• _EXERCISE PROMPT_
Keep only the lines of the listing that include the word "type", and copy them.

• _PROVIDED RECORDS_
┄┄┄┄┄┄

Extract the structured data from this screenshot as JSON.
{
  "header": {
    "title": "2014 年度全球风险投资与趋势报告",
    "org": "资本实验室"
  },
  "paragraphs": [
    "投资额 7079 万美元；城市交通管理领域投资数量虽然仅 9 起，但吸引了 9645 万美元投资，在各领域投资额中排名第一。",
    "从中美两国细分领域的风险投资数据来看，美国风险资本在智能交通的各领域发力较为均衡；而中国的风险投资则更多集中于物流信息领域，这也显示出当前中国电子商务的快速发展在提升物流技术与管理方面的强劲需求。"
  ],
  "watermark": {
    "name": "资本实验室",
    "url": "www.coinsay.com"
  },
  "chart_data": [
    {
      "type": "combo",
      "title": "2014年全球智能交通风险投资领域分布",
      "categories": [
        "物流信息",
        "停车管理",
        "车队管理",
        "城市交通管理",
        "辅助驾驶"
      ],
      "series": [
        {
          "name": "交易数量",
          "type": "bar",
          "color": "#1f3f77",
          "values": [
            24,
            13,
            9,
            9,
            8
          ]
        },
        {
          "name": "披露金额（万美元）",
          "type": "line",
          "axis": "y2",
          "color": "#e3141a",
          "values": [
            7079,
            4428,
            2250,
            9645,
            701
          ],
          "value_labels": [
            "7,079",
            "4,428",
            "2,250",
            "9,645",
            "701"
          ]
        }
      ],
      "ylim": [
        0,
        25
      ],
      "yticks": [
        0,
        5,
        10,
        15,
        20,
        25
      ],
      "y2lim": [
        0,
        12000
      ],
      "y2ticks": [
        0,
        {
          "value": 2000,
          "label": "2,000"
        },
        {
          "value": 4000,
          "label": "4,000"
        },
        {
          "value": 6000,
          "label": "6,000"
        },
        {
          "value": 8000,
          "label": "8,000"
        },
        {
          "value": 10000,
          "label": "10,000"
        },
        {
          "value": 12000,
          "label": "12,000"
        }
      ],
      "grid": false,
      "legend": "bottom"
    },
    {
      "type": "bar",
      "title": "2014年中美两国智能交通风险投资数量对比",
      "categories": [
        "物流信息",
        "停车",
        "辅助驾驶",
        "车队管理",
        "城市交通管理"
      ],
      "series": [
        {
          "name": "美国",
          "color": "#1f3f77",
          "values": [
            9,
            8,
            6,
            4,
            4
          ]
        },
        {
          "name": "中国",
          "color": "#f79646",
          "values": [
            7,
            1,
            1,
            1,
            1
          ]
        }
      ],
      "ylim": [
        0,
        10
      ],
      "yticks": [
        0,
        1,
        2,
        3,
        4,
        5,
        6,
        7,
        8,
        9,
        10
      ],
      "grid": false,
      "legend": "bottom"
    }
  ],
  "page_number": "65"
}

┄┄┄┄┄┄

• _TASK SOLUTION_
      "type": "combo",
          "type": "bar",
          "type": "line",
      "type": "bar",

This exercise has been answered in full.